# Pagina
ONTWERPWETGEVINGSRESOLUTIE VAN HET EUROPEES PARLEMENT

over het ontwerp van besluit van de Raad betreffende de sluiting, namens de Europese Unie, van de overeenkomst tussen de Europese Unie en de Democratische Republiek Oost-Timor inzake de vrijstelling van de visumplicht voor kort verblijf

(07194/2015 – C8-0147/2015 – 2015/0058(NLE))

(Goedkeuring)

Het Europees Parlement,

–  gezien het ontwerp van besluit van de Raad (07194/2015),

–  gezien de ontwerpovereenkomst tussen de Europese Unie en de Democratische Republiek Oost-Timor inzake de vrijstelling van de visumplicht voor kort verblijf (07125/2015),

–  gezien het verzoek om goedkeuring dat de Raad heeft ingediend krachtens artikel 77, lid 2, onder a), en artikel 218, lid 6, tweede alinea, onder a), v), van het Verdrag betreffende de werking van de Europese Unie (C8-0147/2015),

–  gezien artikel 99, lid 1, eerste en derde alinea, en lid 2, en artikel 108, lid 7, van zijn Reglement,

–  gezien de aanbeveling van de Commissie burgerlijke vrijheden, justitie en binnenlandse zaken (A8-0327/2015),

1.  hecht zijn goedkeuring aan de sluiting van de overeenkomst;

2.  verzoekt zijn Voorzitter het standpunt van het Parlement te doen toekomen aan de Raad en aan de Commissie, alsmede aan de regeringen en parlementen van de lidstaten en de Democratische Republiek Oost-Timor.

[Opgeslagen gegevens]
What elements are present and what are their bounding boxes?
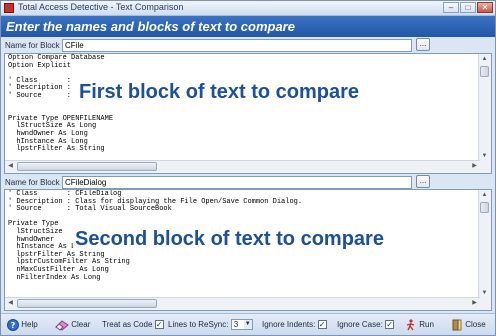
block1-overlay-text: First block of text to compare — [77, 81, 362, 104]
close-window-button[interactable]: ✕ — [477, 2, 493, 13]
help-button[interactable]: ? Help — [7, 319, 38, 331]
block2-vscroll-thumb[interactable] — [480, 202, 489, 213]
chevron-down-icon[interactable]: ▼ — [243, 320, 252, 330]
treat-as-code-label: Treat as Code — [102, 320, 153, 329]
ignore-indents-checkbox[interactable]: ✓ — [317, 320, 327, 330]
main-window: Total Access Detective - Text Comparison… — [0, 0, 496, 336]
block1-vscroll-thumb[interactable] — [480, 66, 489, 77]
bottom-toolbar: ? Help Clear Treat as Code ✓ Lines to Re… — [1, 313, 495, 335]
block1-scroll-corner — [479, 161, 491, 173]
run-icon — [406, 319, 415, 331]
treat-as-code-option[interactable]: Treat as Code ✓ — [102, 319, 164, 331]
block2-textbox[interactable]: ' Class : CFileDialog ' Description : Cl… — [4, 189, 492, 311]
header-band: Enter the names and blocks of text to co… — [1, 16, 495, 37]
maximize-button[interactable]: □ — [460, 2, 476, 13]
block2-horizontal-scrollbar[interactable]: ◀ ▶ — [5, 297, 480, 310]
lines-to-resync-select[interactable]: 3 ▼ — [230, 319, 253, 331]
block1-name-input[interactable]: CFile — [62, 39, 412, 52]
scroll-left-icon[interactable]: ◀ — [5, 161, 16, 172]
help-icon: ? — [7, 319, 19, 331]
treat-as-code-checkbox[interactable]: ✓ — [154, 320, 164, 330]
scroll-up-icon[interactable]: ▲ — [479, 190, 490, 201]
close-label: Close — [465, 320, 486, 330]
block2-overlay-text: Second block of text to compare — [73, 228, 386, 251]
block1-textbox[interactable]: Option Compare Database Option Explicit … — [4, 53, 492, 174]
ignore-case-checkbox[interactable]: ✓ — [385, 320, 395, 330]
block2-hscroll-thumb[interactable] — [17, 299, 157, 308]
run-label: Run — [419, 320, 434, 330]
lines-to-resync-label: Lines to ReSync: — [168, 320, 229, 329]
ignore-case-option[interactable]: Ignore Case: ✓ — [337, 319, 395, 331]
scroll-up-icon[interactable]: ▲ — [479, 54, 490, 65]
run-button[interactable]: Run — [405, 319, 434, 331]
ignore-indents-option[interactable]: Ignore Indents: ✓ — [262, 319, 327, 331]
close-button[interactable]: Close — [451, 319, 486, 331]
block2-name-input[interactable]: CFileDialog — [62, 176, 412, 189]
block1-text: Option Compare Database Option Explicit … — [8, 54, 114, 154]
eraser-icon — [55, 320, 69, 331]
app-icon — [4, 3, 14, 13]
minimize-button[interactable]: – — [443, 2, 459, 13]
block2-scroll-corner — [479, 298, 491, 310]
block1-horizontal-scrollbar[interactable]: ◀ ▶ — [5, 160, 480, 173]
lines-to-resync-value: 3 — [233, 320, 239, 330]
lines-to-resync-option: Lines to ReSync: 3 ▼ — [168, 319, 253, 331]
block1-name-label: Name for Block 1: — [5, 41, 69, 50]
block1-name-row: Name for Block 1: CFile ... — [1, 38, 495, 54]
block1-vertical-scrollbar[interactable]: ▲ ▼ — [478, 54, 491, 162]
window-title: Total Access Detective - Text Comparison — [18, 2, 184, 12]
close-door-icon — [452, 319, 462, 331]
clear-button[interactable]: Clear — [55, 319, 90, 331]
ignore-indents-label: Ignore Indents: — [262, 320, 316, 329]
title-bar: Total Access Detective - Text Comparison… — [1, 1, 495, 16]
svg-text:?: ? — [11, 321, 16, 330]
window-controls: – □ ✕ — [443, 2, 493, 14]
block2-vertical-scrollbar[interactable]: ▲ ▼ — [478, 190, 491, 299]
clear-label: Clear — [71, 320, 91, 330]
block1-browse-button[interactable]: ... — [416, 38, 430, 51]
block2-name-label: Name for Block 2: — [5, 178, 69, 187]
help-label: Help — [21, 320, 38, 330]
block1-hscroll-thumb[interactable] — [17, 162, 157, 171]
header-instruction: Enter the names and blocks of text to co… — [6, 19, 295, 34]
block2-browse-button[interactable]: ... — [416, 175, 430, 188]
scroll-left-icon[interactable]: ◀ — [5, 298, 16, 309]
ignore-case-label: Ignore Case: — [337, 320, 383, 329]
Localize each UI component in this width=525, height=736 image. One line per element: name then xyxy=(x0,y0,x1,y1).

# Wat er gevraagd wordt
1. Citeer letterlijk uit de resolutie over de visumvrijstelling voor Oost-Timor: begin bij de woorden "over het ontwerp" en stop na "C8-0147/2015 – 2015/0058(NLE))".
2. Schrijf de resolutie over de visumvrijstelling voor Oost-Timor graag verder, te beginnen na de laatste zin die er staat.
De vermeldingen spelen hierbij geen enkele rol.

# Uitwerking opdracht
1.
over het ontwerp van besluit van de Raad betreffende de sluiting, namens de Europese Unie, van de overeenkomst tussen de Europese Unie en de Democratische Republiek Oost-Timor inzake de vrijstelling van de visumplicht voor kort verblijf

(07194/2015 – C8-0147/2015 – 2015/0058(NLE))

2.
BEKNOPTE MOTIVERING

Achtergrond van de betrekkingen en de algemene bepalingen van de overeenkomst

De betrekkingen tussen de Europese Unie en de Democratische Republiek Oost-Timor worden geregeld door de partnerschapsovereenkomst tussen de leden van de groep van landen in Afrika, het Caribisch gebied en de Stille Oceaan enerzijds en de Europese Unie en haar lidstaten anderzijds, genaamd de Overeenkomst van Cotonou, waarbij de Democratische Republiek Oost-Timor kort na de onafhankelijkheid partij is geworden; De laatste politieke dialoog met de Oost-Timor is op 16 oktober 2014 in Brussel gehouden, ter gelegenheid waarvan besloten is de samenwerking ten aanzien van de visumregelingen te vergemakkelijken.

In het kader van de wijziging van Verordening (EG) nr. 539/2001 door Verordening (EG) nr. 509/2014 van het Europees Parlement en de Raad is de Democratische Republiek Oost-Timor overgeheveld naar bijlage II, die de lijst bevat van derde landen waarvan de onderdanen zijn vrijgesteld van de visumplicht bij overschrijding van de buitengrenzen van de lidstaten. De gewijzigde Verordening nr. 539/2001 is van toepassing op alle lidstaten, met uitzondering van Ierland en het Verenigd Koninkrijk.

Na vaststelling van bedoelde verordening op 20 mei 2014 heeft de Raad op 9 oktober 2014 een besluit vastgesteld dat de Commissie machtigt om onderhandelingen te openen over de sluiting van de bilaterale overeenkomst tussen de Europese Unie en de Democratische Republiek Oost-Timor. De onderhandelingen zijn op 19 november 2014 geopend en op 15 december 2014 afgerond. De ondertekening van deze overeenkomst heeft op 26 mei 2015 in Brussel plaatsgevonden. Vanaf deze datum wordt de overeenkomst voorlopig toegepast, in afwachting van de goedkeuring van het Europees Parlement.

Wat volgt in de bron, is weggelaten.